■ SUPPLIED INFORMATION:
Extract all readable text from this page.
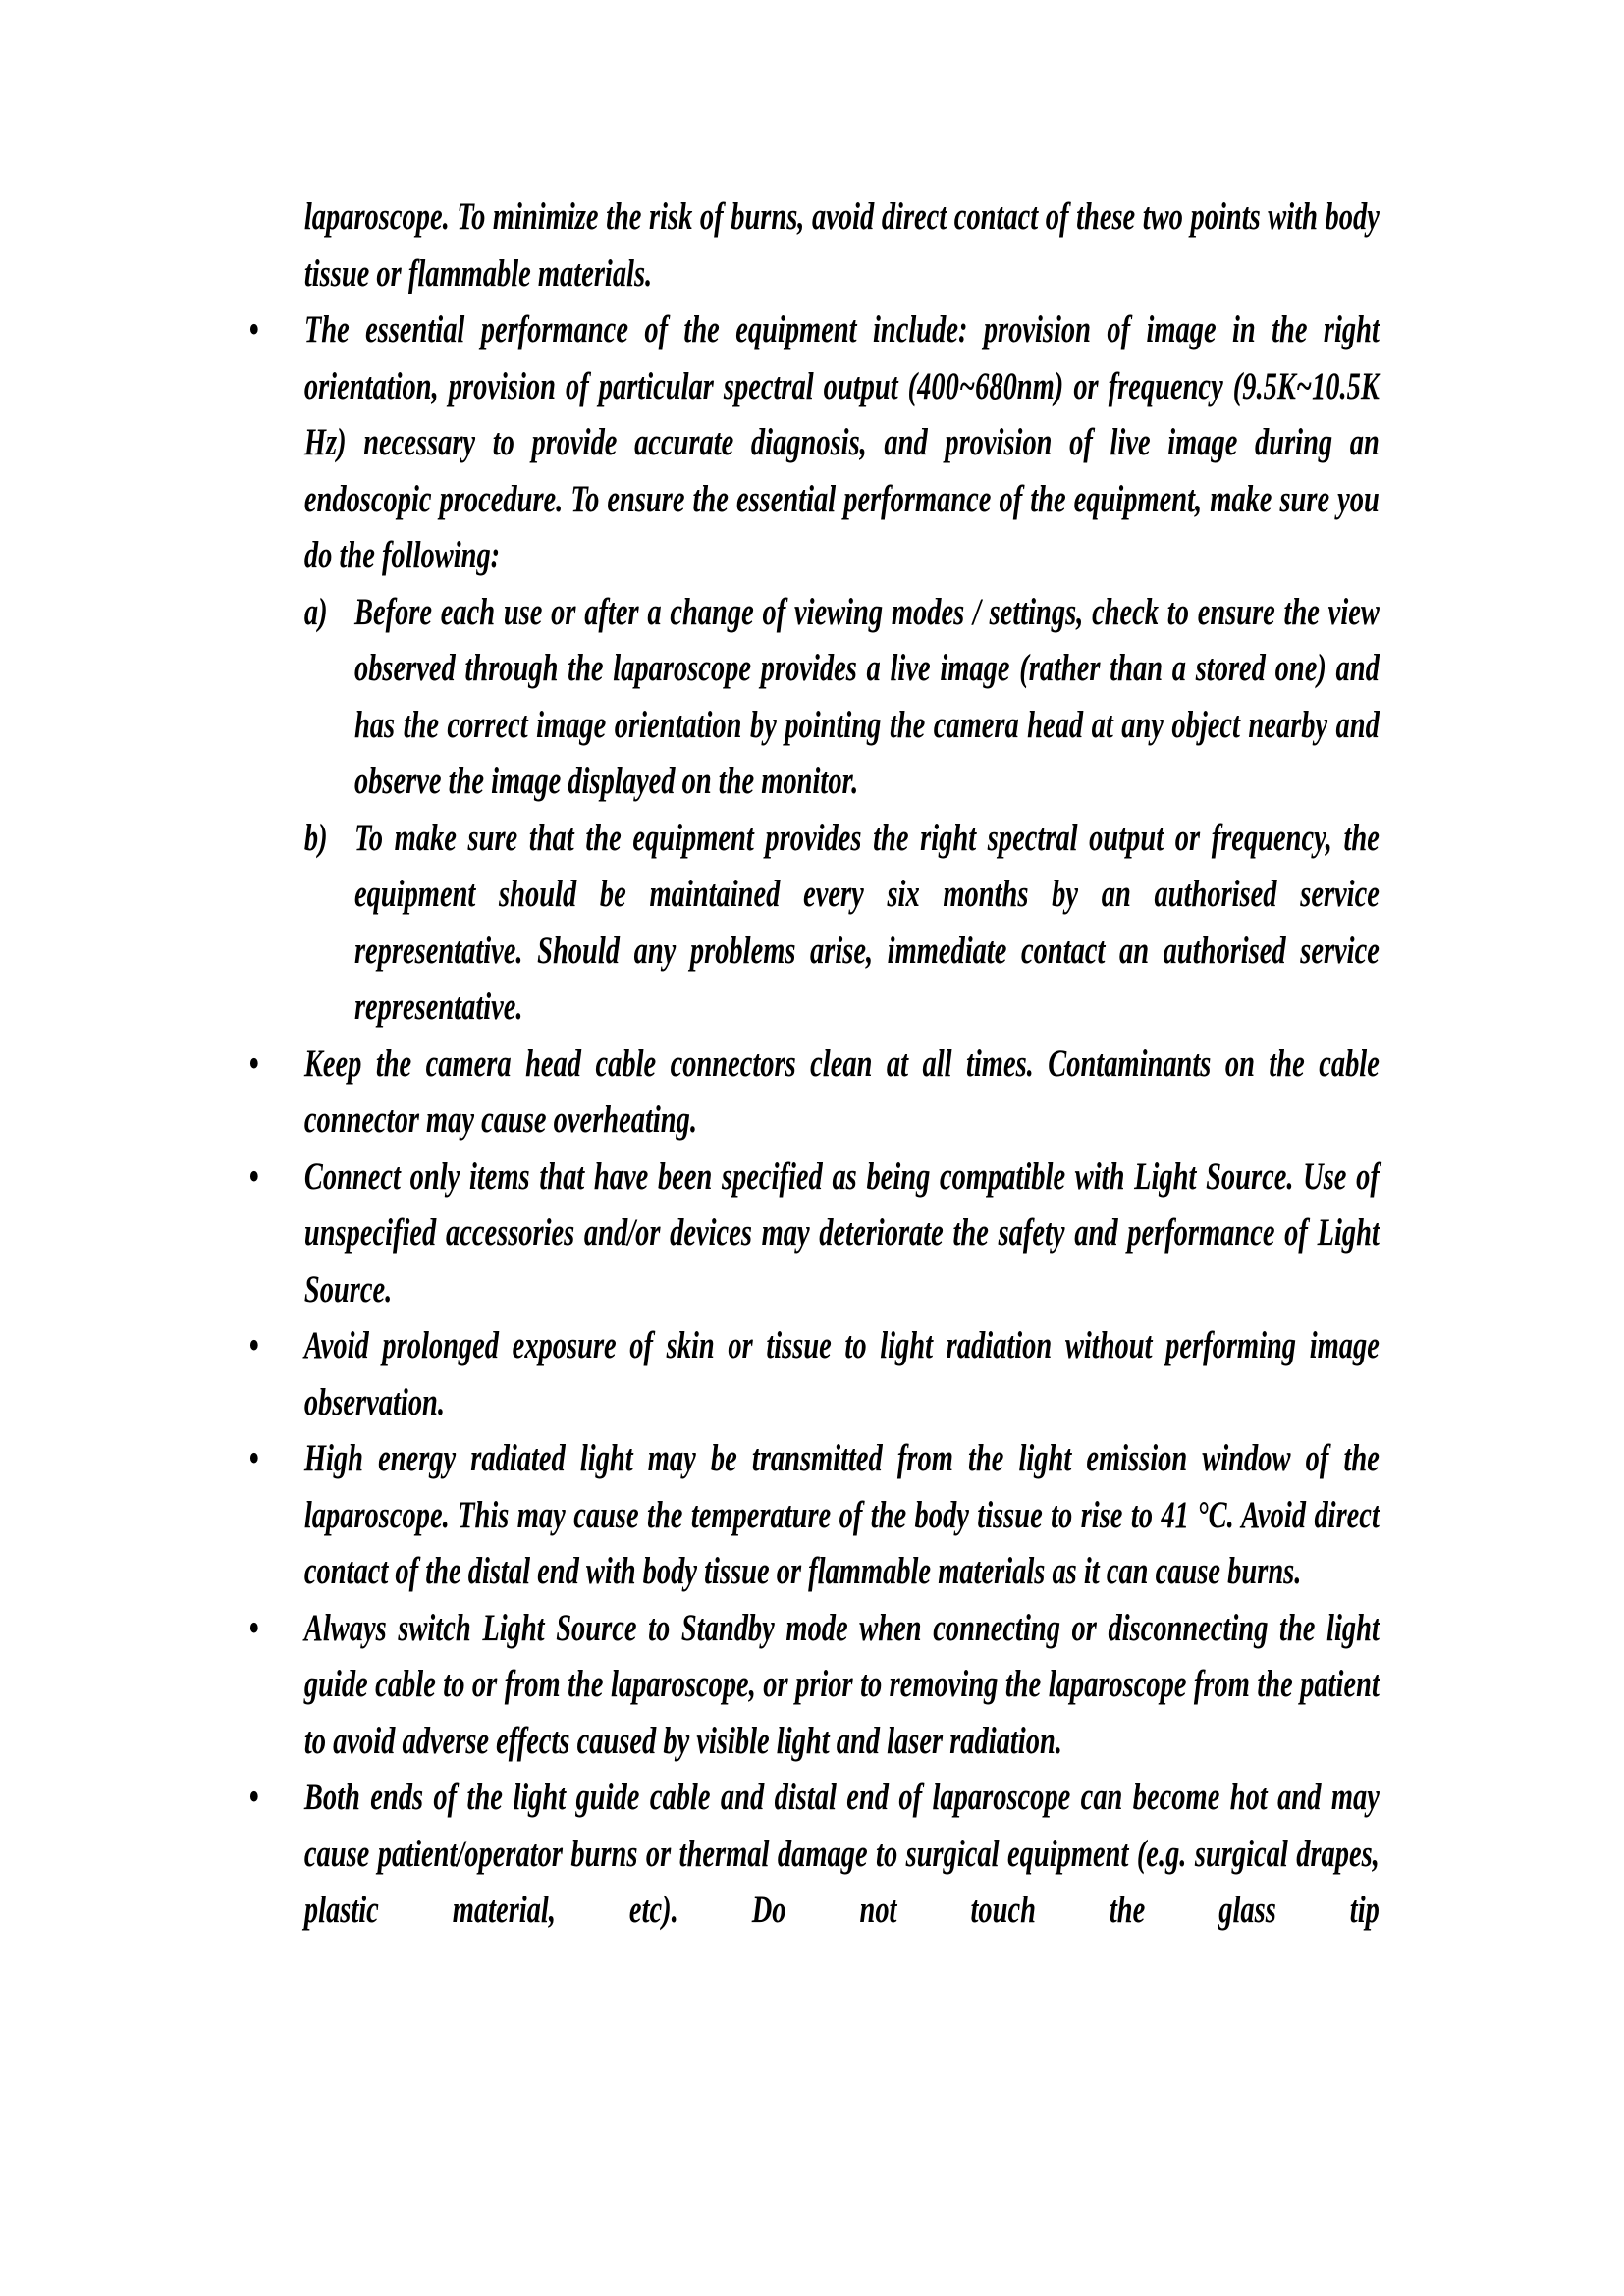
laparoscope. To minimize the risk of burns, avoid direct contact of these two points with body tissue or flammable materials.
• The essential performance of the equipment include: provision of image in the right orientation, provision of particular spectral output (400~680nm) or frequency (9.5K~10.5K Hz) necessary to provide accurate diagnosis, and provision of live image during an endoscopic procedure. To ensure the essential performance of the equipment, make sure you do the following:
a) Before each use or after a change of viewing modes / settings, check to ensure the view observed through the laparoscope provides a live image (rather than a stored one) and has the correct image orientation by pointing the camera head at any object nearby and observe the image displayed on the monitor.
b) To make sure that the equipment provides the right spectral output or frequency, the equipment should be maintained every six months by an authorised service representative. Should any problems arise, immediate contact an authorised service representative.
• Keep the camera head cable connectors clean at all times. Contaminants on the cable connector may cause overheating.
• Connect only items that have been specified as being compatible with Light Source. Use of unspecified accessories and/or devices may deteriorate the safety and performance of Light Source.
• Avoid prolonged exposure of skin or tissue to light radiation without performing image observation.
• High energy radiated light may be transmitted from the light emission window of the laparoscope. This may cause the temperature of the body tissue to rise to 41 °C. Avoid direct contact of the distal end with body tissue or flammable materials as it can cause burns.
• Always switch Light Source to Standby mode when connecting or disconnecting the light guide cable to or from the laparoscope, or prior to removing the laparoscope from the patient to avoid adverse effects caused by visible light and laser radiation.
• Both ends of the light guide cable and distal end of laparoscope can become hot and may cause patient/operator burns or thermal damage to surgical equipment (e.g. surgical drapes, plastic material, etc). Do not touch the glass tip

■ STATED EXERCISE: Make an exact copy of the data, leaving its pictures out.

■ COMPLETE ANSWER:
Extract all readable text from this page.
laparoscope. To minimize the risk of burns, avoid direct contact of these two points with body tissue or flammable materials.
• The essential performance of the equipment include: provision of image in the right orientation, provision of particular spectral output (400~680nm) or frequency (9.5K~10.5K Hz) necessary to provide accurate diagnosis, and provision of live image during an endoscopic procedure. To ensure the essential performance of the equipment, make sure you do the following:
a) Before each use or after a change of viewing modes / settings, check to ensure the view observed through the laparoscope provides a live image (rather than a stored one) and has the correct image orientation by pointing the camera head at any object nearby and observe the image displayed on the monitor.
b) To make sure that the equipment provides the right spectral output or frequency, the equipment should be maintained every six months by an authorised service representative. Should any problems arise, immediate contact an authorised service representative.
• Keep the camera head cable connectors clean at all times. Contaminants on the cable connector may cause overheating.
• Connect only items that have been specified as being compatible with Light Source. Use of unspecified accessories and/or devices may deteriorate the safety and performance of Light Source.
• Avoid prolonged exposure of skin or tissue to light radiation without performing image observation.
• High energy radiated light may be transmitted from the light emission window of the laparoscope. This may cause the temperature of the body tissue to rise to 41 °C. Avoid direct contact of the distal end with body tissue or flammable materials as it can cause burns.
• Always switch Light Source to Standby mode when connecting or disconnecting the light guide cable to or from the laparoscope, or prior to removing the laparoscope from the patient to avoid adverse effects caused by visible light and laser radiation.
• Both ends of the light guide cable and distal end of laparoscope can become hot and may cause patient/operator burns or thermal damage to surgical equipment (e.g. surgical drapes, plastic material, etc). Do not touch the glass tip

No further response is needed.